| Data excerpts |
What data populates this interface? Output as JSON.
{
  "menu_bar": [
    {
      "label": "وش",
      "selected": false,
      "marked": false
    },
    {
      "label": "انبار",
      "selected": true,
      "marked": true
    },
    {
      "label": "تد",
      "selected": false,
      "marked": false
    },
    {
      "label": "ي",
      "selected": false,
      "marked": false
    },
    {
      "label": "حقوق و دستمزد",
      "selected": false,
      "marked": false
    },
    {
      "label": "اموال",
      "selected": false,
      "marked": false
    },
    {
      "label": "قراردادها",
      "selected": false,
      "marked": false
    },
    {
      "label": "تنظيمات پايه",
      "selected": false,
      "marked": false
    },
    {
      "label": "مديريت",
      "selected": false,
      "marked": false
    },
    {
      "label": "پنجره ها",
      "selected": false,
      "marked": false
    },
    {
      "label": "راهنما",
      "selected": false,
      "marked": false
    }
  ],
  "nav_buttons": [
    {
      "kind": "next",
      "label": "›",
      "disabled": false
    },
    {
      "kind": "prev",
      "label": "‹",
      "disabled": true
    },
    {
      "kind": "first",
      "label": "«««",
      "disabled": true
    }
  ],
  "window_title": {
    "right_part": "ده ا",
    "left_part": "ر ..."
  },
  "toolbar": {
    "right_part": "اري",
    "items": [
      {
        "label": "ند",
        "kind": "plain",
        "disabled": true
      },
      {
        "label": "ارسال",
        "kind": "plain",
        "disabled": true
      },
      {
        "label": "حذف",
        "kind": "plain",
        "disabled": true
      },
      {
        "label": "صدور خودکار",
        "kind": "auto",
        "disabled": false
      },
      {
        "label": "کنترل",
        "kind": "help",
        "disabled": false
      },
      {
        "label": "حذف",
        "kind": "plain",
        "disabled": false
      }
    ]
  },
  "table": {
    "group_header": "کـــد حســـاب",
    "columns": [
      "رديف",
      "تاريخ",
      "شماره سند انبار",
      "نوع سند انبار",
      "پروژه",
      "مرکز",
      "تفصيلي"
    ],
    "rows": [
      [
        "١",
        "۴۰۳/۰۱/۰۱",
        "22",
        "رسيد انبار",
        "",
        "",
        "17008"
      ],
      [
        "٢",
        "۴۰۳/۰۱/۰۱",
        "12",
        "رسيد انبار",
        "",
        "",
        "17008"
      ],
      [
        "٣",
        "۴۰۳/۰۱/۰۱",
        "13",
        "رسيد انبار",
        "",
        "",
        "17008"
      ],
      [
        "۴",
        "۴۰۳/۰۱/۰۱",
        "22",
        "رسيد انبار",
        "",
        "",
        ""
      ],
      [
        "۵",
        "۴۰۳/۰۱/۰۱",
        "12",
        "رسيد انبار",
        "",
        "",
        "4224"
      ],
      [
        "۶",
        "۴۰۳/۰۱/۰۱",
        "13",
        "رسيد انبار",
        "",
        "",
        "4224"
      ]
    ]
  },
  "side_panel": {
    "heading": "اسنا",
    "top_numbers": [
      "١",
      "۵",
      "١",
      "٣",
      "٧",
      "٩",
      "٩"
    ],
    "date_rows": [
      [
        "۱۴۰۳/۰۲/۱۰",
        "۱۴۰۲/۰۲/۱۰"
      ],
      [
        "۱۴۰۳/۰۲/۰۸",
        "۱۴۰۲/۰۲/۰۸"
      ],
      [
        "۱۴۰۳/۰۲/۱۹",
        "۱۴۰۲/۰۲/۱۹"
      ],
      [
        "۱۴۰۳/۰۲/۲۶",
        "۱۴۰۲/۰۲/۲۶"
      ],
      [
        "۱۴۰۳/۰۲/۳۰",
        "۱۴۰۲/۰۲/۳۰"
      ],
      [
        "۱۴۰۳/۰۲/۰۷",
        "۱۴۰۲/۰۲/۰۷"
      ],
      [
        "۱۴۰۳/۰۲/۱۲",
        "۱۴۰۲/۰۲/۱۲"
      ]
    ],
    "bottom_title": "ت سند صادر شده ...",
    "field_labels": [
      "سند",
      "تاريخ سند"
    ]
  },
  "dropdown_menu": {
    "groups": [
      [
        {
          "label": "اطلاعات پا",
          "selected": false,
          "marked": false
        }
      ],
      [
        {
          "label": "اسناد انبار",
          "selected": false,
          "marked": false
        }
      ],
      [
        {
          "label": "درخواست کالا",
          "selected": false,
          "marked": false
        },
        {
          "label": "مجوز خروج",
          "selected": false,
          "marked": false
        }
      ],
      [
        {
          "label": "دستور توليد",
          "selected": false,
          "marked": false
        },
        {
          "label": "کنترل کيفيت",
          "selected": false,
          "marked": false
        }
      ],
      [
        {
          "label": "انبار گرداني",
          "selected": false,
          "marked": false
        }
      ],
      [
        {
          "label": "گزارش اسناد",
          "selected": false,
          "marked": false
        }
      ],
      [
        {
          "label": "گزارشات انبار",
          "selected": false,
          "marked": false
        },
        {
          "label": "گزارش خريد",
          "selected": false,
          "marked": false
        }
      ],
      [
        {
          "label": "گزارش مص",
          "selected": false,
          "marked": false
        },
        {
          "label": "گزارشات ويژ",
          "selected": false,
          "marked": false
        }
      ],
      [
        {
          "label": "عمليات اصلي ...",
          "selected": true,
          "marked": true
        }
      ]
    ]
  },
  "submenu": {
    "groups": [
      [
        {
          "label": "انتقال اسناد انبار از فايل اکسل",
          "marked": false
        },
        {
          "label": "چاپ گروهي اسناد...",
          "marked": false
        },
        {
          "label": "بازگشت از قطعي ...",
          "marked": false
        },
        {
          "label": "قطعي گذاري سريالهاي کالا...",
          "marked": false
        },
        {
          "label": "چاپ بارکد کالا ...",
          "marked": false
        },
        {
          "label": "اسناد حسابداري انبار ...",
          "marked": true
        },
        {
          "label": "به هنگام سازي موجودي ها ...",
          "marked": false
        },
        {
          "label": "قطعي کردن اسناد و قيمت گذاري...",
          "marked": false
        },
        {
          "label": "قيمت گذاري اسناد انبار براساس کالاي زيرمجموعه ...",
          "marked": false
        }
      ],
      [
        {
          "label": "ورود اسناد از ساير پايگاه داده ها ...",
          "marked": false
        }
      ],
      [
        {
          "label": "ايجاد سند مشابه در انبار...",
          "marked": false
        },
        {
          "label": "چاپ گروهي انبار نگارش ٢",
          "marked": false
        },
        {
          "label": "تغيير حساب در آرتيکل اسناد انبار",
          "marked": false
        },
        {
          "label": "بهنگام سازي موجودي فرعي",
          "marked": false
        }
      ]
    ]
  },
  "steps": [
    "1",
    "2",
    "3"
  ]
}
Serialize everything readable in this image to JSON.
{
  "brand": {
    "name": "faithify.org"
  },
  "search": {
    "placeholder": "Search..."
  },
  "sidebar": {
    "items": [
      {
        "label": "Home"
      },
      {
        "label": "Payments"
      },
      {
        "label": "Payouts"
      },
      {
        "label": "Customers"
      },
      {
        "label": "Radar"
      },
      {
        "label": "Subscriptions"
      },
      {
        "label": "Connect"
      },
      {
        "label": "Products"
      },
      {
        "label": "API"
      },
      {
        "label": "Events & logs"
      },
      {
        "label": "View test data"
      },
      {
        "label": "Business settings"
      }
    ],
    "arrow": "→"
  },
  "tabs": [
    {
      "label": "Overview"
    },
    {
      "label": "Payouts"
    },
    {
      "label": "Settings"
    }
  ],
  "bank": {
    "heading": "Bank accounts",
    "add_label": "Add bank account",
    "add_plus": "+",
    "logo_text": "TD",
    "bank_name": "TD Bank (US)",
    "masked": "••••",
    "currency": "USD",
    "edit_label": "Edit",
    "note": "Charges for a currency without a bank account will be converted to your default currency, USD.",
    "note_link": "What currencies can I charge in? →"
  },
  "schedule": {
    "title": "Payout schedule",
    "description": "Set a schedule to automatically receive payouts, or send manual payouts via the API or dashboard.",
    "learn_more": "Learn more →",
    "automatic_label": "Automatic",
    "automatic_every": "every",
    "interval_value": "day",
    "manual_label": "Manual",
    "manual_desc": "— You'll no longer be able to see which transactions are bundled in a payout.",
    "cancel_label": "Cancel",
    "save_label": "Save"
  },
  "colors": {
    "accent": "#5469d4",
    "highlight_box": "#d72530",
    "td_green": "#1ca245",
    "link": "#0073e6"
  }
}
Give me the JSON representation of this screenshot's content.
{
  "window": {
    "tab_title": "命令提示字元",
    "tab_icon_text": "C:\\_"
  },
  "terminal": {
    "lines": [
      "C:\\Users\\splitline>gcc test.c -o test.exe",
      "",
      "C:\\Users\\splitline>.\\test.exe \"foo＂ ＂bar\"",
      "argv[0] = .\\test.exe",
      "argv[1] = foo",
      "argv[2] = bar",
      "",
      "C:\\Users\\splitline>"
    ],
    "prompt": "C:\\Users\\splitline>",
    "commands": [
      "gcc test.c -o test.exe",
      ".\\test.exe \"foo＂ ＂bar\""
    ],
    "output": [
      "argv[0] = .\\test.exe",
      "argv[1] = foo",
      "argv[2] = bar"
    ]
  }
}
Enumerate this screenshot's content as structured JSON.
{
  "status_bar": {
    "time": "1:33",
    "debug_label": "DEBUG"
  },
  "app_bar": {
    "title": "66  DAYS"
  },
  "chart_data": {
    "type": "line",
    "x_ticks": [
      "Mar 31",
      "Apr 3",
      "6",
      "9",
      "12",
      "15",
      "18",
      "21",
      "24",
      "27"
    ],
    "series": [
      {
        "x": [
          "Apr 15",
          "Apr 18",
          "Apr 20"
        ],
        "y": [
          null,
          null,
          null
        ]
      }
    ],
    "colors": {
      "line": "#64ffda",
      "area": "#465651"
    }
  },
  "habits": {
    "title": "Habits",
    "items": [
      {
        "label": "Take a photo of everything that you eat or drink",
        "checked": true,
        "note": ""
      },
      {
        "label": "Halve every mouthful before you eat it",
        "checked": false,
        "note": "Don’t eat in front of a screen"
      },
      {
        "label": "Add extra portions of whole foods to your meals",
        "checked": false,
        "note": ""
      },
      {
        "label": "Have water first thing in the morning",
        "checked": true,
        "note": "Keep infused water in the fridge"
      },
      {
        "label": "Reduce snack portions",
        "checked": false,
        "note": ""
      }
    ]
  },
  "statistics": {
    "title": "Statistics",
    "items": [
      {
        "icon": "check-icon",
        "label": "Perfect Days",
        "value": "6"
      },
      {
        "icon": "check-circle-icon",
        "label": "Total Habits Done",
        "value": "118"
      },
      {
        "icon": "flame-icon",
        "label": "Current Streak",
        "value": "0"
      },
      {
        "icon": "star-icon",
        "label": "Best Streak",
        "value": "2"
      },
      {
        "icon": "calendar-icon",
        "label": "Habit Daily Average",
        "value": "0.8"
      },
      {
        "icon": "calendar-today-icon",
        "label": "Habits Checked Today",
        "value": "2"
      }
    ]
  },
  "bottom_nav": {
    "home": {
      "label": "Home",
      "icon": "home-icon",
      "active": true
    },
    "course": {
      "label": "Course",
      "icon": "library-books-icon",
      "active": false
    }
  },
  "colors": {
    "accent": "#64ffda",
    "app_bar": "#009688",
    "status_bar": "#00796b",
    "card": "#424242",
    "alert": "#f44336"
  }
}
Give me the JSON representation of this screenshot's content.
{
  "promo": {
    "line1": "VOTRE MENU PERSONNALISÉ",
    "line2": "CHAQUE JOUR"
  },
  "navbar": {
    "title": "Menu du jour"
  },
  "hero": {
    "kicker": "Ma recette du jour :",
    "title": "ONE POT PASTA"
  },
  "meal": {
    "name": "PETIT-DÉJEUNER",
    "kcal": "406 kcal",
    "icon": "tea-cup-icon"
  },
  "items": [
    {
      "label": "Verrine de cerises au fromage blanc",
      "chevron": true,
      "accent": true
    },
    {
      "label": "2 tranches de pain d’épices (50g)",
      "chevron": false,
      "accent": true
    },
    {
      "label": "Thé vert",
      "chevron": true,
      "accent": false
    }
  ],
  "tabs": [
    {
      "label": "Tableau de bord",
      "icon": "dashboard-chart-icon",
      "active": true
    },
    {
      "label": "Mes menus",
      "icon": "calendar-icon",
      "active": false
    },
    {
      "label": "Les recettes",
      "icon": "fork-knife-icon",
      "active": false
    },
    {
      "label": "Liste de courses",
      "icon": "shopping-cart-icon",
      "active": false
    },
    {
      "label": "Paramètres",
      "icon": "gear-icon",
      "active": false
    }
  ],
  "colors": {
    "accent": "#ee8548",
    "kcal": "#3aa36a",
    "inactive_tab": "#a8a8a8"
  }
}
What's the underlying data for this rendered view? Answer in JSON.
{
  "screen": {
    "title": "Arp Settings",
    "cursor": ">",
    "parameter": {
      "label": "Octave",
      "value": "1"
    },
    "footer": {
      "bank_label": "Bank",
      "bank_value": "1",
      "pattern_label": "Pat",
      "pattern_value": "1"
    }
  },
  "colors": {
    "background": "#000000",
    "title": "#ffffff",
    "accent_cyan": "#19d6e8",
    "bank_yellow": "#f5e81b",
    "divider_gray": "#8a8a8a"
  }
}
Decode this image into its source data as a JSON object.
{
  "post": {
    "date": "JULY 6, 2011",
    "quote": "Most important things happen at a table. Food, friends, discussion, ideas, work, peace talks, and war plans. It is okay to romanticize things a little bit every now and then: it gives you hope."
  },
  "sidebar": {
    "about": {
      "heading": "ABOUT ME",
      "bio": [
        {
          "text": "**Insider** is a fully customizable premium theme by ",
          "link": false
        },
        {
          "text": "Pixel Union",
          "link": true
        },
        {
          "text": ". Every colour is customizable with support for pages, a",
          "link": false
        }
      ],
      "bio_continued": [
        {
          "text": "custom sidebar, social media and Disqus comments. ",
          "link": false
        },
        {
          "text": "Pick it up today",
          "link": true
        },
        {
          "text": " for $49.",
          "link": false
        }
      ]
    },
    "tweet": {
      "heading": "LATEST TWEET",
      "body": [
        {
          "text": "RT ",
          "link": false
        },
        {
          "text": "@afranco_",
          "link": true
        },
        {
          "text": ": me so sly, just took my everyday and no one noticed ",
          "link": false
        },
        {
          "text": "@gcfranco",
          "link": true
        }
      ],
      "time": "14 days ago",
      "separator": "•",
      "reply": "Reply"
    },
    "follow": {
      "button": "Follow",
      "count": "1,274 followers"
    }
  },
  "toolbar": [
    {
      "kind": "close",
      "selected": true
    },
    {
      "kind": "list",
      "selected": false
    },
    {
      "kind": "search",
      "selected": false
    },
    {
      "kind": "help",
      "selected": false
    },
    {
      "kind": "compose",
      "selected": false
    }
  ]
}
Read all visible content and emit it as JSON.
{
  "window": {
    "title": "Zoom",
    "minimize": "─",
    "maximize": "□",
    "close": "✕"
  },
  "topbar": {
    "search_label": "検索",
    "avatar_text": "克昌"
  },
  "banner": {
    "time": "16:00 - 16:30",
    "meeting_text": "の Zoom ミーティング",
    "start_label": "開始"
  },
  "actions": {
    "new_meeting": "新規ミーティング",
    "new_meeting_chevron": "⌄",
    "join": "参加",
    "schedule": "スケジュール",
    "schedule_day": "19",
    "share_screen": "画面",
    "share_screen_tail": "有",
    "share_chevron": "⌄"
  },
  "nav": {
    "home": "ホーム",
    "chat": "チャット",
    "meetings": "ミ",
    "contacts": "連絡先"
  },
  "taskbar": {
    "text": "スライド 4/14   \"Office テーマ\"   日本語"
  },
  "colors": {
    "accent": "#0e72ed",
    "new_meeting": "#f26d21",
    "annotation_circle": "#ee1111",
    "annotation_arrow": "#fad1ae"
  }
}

| REQUEST |
Copy down every line of the entries containing the word "this".

| SOLUTION |
What data populates this interface? Output as JSON.
Serialize everything readable in this image to JSON.
Give me the JSON representation of this screenshot's content.
Enumerate this screenshot's content as structured JSON.
Give me the JSON representation of this screenshot's content.
What's the underlying data for this rendered view? Answer in JSON.
Decode this image into its source data as a JSON object.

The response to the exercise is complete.